--- begin Data excerpts ---

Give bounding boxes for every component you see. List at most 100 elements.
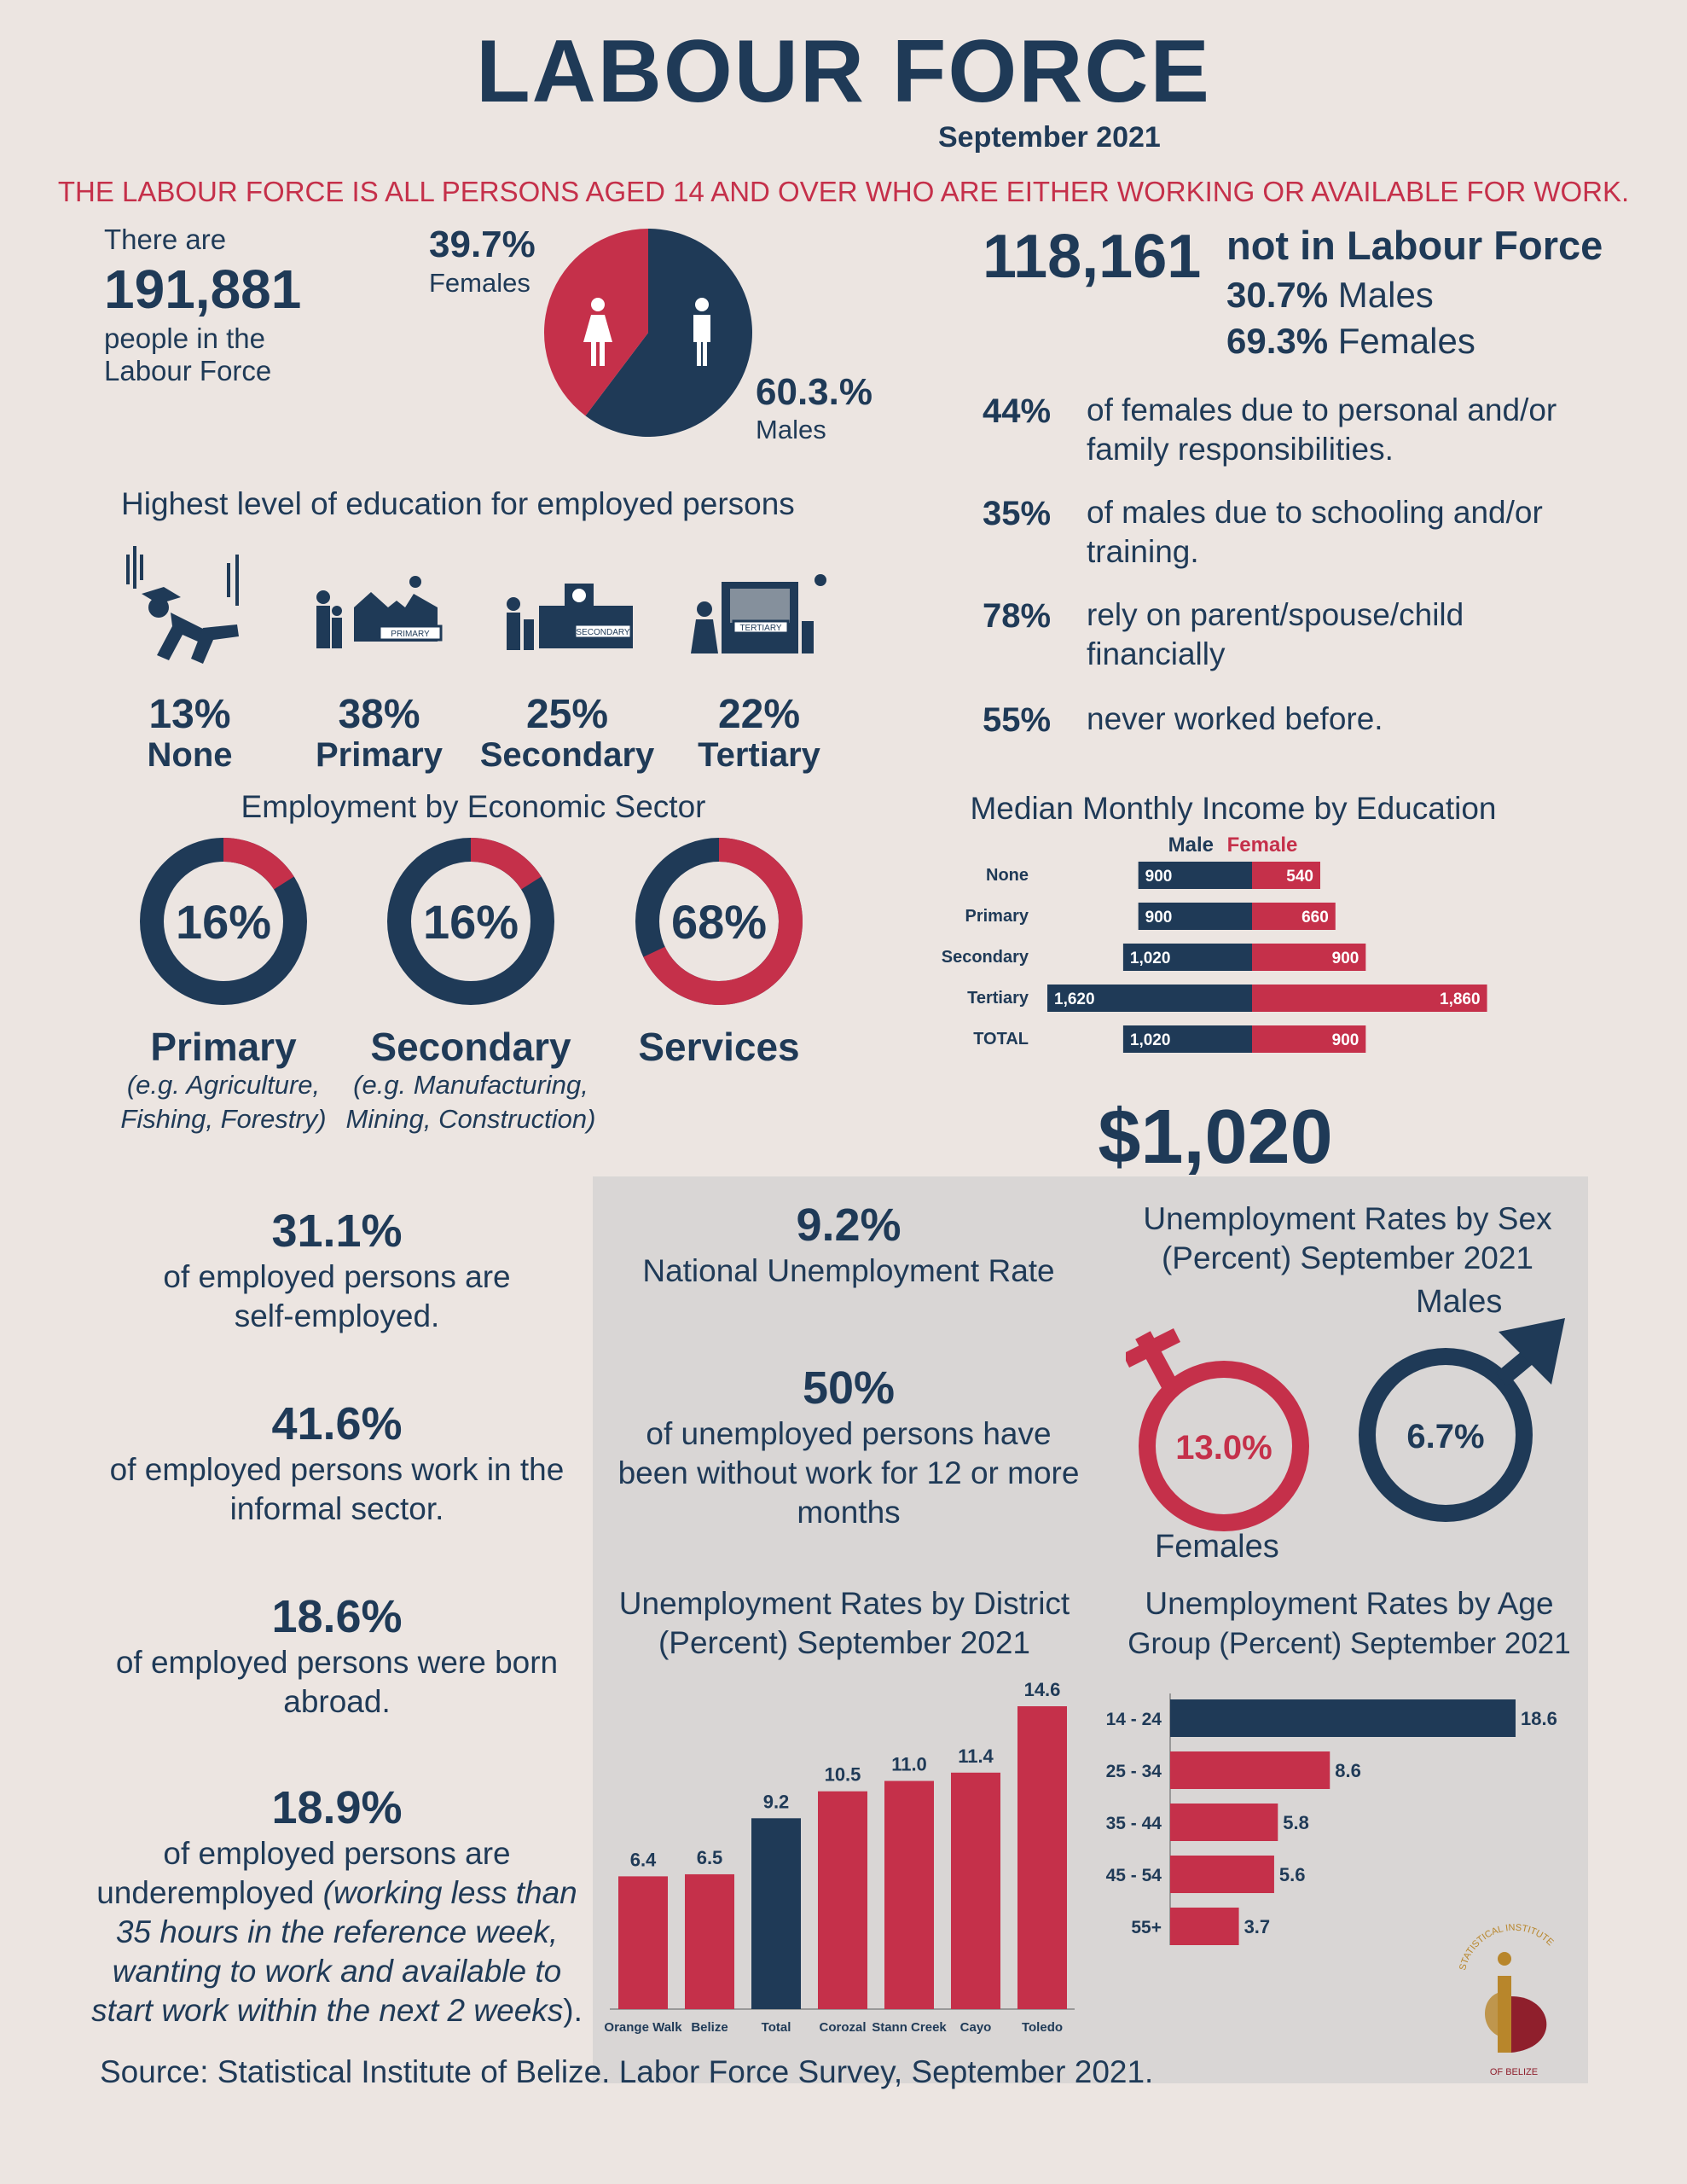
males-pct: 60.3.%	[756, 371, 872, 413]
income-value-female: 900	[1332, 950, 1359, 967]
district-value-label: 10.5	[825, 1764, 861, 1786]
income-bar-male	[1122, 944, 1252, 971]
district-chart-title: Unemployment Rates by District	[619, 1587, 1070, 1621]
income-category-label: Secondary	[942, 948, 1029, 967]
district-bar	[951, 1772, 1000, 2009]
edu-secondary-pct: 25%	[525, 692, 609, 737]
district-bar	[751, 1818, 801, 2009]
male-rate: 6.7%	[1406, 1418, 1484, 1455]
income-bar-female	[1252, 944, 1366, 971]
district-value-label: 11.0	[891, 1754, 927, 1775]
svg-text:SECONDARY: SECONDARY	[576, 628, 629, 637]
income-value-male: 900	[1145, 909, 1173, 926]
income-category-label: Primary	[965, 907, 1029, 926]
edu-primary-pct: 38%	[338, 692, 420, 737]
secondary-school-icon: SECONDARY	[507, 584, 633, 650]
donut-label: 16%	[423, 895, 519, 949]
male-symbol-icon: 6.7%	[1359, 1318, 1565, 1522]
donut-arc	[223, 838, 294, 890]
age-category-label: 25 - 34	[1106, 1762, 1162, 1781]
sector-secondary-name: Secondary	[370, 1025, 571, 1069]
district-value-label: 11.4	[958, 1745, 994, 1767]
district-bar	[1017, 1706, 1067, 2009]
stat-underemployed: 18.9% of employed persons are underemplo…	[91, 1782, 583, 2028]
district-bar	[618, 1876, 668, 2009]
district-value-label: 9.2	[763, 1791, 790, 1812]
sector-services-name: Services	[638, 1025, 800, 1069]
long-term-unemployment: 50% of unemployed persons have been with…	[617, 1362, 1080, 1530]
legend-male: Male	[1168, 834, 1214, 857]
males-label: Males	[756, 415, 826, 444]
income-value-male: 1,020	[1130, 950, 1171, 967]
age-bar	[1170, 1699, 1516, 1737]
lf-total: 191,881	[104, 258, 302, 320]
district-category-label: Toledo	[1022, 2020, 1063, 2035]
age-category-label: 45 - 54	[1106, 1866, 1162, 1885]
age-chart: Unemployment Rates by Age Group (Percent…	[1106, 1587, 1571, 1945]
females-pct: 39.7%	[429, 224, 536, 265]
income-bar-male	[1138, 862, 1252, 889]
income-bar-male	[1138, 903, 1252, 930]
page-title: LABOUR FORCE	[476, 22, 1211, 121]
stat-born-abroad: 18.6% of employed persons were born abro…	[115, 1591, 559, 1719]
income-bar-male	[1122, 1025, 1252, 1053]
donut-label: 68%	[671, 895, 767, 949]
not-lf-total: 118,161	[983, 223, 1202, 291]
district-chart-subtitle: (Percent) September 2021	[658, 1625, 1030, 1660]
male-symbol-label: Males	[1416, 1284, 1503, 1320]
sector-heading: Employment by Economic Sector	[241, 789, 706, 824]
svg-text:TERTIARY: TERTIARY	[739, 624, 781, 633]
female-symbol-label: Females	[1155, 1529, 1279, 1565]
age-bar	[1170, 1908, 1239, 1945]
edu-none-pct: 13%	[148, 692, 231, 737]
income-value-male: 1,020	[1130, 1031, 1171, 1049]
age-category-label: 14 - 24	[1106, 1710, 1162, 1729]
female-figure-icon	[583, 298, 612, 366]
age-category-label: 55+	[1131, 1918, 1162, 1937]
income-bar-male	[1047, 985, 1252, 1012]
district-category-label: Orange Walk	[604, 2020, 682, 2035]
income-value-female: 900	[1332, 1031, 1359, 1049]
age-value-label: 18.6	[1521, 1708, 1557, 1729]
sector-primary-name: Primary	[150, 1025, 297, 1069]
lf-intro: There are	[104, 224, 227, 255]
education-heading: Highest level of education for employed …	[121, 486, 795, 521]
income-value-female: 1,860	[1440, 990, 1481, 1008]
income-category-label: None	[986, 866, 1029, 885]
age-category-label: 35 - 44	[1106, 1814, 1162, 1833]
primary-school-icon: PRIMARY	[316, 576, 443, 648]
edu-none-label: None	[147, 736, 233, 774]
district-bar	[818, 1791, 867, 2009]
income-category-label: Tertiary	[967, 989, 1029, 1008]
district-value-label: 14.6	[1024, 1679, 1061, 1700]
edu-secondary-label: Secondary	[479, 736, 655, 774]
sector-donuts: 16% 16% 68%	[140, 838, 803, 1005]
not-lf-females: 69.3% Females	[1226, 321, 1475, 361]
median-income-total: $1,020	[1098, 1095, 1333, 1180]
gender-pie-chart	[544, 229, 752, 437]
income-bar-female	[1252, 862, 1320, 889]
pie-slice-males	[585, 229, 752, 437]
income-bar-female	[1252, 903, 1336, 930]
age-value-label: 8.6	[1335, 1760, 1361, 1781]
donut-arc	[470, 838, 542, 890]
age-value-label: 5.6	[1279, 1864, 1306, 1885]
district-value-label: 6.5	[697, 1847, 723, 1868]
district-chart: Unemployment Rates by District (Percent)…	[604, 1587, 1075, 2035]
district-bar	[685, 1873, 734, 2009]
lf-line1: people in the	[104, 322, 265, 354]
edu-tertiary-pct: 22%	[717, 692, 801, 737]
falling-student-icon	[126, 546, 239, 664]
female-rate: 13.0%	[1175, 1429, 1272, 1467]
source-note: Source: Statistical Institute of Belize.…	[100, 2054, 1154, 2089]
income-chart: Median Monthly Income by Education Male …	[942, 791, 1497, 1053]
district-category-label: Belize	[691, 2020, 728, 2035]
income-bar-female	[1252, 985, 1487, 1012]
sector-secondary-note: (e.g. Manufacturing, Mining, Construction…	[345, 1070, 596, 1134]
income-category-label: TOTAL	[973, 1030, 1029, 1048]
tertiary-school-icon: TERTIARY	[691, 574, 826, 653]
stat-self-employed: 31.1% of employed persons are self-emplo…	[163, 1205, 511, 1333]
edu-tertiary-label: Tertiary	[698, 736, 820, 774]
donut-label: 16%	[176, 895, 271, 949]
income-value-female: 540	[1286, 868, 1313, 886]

--- end Data excerpts ---

Set task | Copy out the records above line for line, without changing anything, and omit the pictures from your answer.

Answer in full |
Give bounding boxes for every component you see. List at most 100 elements.
males-pct: 60.3.%	[756, 371, 872, 413]
income-value-female: 900	[1332, 950, 1359, 967]
district-value-label: 10.5	[825, 1764, 861, 1786]
income-bar-male	[1122, 944, 1252, 971]
district-chart-title: Unemployment Rates by District	[619, 1587, 1070, 1621]
income-category-label: Secondary	[942, 948, 1029, 967]
district-bar	[951, 1772, 1000, 2009]
edu-secondary-pct: 25%	[525, 692, 609, 737]
district-bar	[751, 1818, 801, 2009]
male-rate: 6.7%	[1406, 1418, 1484, 1455]
income-bar-female	[1252, 944, 1366, 971]
district-value-label: 11.0	[891, 1754, 927, 1775]
svg-text:SECONDARY: SECONDARY	[576, 628, 629, 637]
income-value-male: 900	[1145, 909, 1173, 926]
income-category-label: Primary	[965, 907, 1029, 926]
edu-primary-pct: 38%	[338, 692, 420, 737]
secondary-school-icon: SECONDARY	[507, 584, 633, 650]
donut-label: 16%	[423, 895, 519, 949]
male-symbol-icon: 6.7%	[1359, 1318, 1565, 1522]
donut-arc	[223, 838, 294, 890]
age-category-label: 25 - 34	[1106, 1762, 1162, 1781]
sector-secondary-name: Secondary	[370, 1025, 571, 1069]
district-value-label: 11.4	[958, 1745, 994, 1767]
district-bar	[1017, 1706, 1067, 2009]
stat-underemployed: 18.9% of employed persons are underemplo…	[91, 1782, 583, 2028]
district-bar	[618, 1876, 668, 2009]
district-value-label: 9.2	[763, 1791, 790, 1812]
sector-services-name: Services	[638, 1025, 800, 1069]
long-term-unemployment: 50% of unemployed persons have been with…	[617, 1362, 1080, 1530]
legend-male: Male	[1168, 834, 1214, 857]
males-label: Males	[756, 415, 826, 444]
income-value-male: 1,020	[1130, 950, 1171, 967]
age-bar	[1170, 1699, 1516, 1737]
lf-total: 191,881	[104, 258, 302, 320]
district-category-label: Toledo	[1022, 2020, 1063, 2035]
age-category-label: 45 - 54	[1106, 1866, 1162, 1885]
age-chart: Unemployment Rates by Age Group (Percent…	[1106, 1587, 1571, 1945]
females-pct: 39.7%	[429, 224, 536, 265]
income-bar-male	[1138, 862, 1252, 889]
income-bar-male	[1138, 903, 1252, 930]
page-title: LABOUR FORCE	[476, 22, 1211, 121]
stat-born-abroad: 18.6% of employed persons were born abro…	[115, 1591, 559, 1719]
income-bar-male	[1122, 1025, 1252, 1053]
donut-label: 68%	[671, 895, 767, 949]
not-lf-total: 118,161	[983, 223, 1202, 291]
district-chart-subtitle: (Percent) September 2021	[658, 1625, 1030, 1660]
male-symbol-label: Males	[1416, 1284, 1503, 1320]
sector-heading: Employment by Economic Sector	[241, 789, 706, 824]
svg-text:TERTIARY: TERTIARY	[739, 624, 781, 633]
female-symbol-label: Females	[1155, 1529, 1279, 1565]
age-bar	[1170, 1908, 1239, 1945]
edu-none-pct: 13%	[148, 692, 231, 737]
income-value-male: 1,020	[1130, 1031, 1171, 1049]
age-category-label: 14 - 24	[1106, 1710, 1162, 1729]
female-figure-icon	[583, 298, 612, 366]
age-category-label: 55+	[1131, 1918, 1162, 1937]
income-bar-male	[1047, 985, 1252, 1012]
district-category-label: Orange Walk	[604, 2020, 682, 2035]
income-value-female: 900	[1332, 1031, 1359, 1049]
age-value-label: 18.6	[1521, 1708, 1557, 1729]
sector-primary-name: Primary	[150, 1025, 297, 1069]
lf-intro: There are	[104, 224, 227, 255]
education-heading: Highest level of education for employed …	[121, 486, 795, 521]
income-value-female: 1,860	[1440, 990, 1481, 1008]
income-category-label: None	[986, 866, 1029, 885]
age-category-label: 35 - 44	[1106, 1814, 1162, 1833]
primary-school-icon: PRIMARY	[316, 576, 443, 648]
edu-none-label: None	[147, 736, 233, 774]
district-bar	[818, 1791, 867, 2009]
income-category-label: Tertiary	[967, 989, 1029, 1008]
district-value-label: 14.6	[1024, 1679, 1061, 1700]
edu-secondary-label: Secondary	[479, 736, 655, 774]
sector-donuts: 16% 16% 68%	[140, 838, 803, 1005]
not-lf-females: 69.3% Females	[1226, 321, 1475, 361]
median-income-total: $1,020	[1098, 1095, 1333, 1180]
gender-pie-chart	[544, 229, 752, 437]
income-bar-female	[1252, 862, 1320, 889]
pie-slice-males	[585, 229, 752, 437]
income-bar-female	[1252, 903, 1336, 930]
age-value-label: 8.6	[1335, 1760, 1361, 1781]
donut-arc	[470, 838, 542, 890]
age-value-label: 5.6	[1279, 1864, 1306, 1885]
district-value-label: 6.5	[697, 1847, 723, 1868]
district-chart: Unemployment Rates by District (Percent)…	[604, 1587, 1075, 2035]
district-bar	[685, 1873, 734, 2009]
lf-line1: people in the	[104, 322, 265, 354]
edu-tertiary-pct: 22%	[717, 692, 801, 737]
falling-student-icon	[126, 546, 239, 664]
female-rate: 13.0%	[1175, 1429, 1272, 1467]
source-note: Source: Statistical Institute of Belize.…	[100, 2054, 1154, 2089]
income-chart: Median Monthly Income by Education Male …	[942, 791, 1497, 1053]
district-category-label: Belize	[691, 2020, 728, 2035]
income-bar-female	[1252, 985, 1487, 1012]
sector-secondary-note: (e.g. Manufacturing, Mining, Construction…	[345, 1070, 596, 1134]
income-category-label: TOTAL	[973, 1030, 1029, 1048]
tertiary-school-icon: TERTIARY	[691, 574, 826, 653]
stat-self-employed: 31.1% of employed persons are self-emplo…	[163, 1205, 511, 1333]
edu-tertiary-label: Tertiary	[698, 736, 820, 774]
donut-label: 16%	[176, 895, 271, 949]
income-value-female: 540	[1286, 868, 1313, 886]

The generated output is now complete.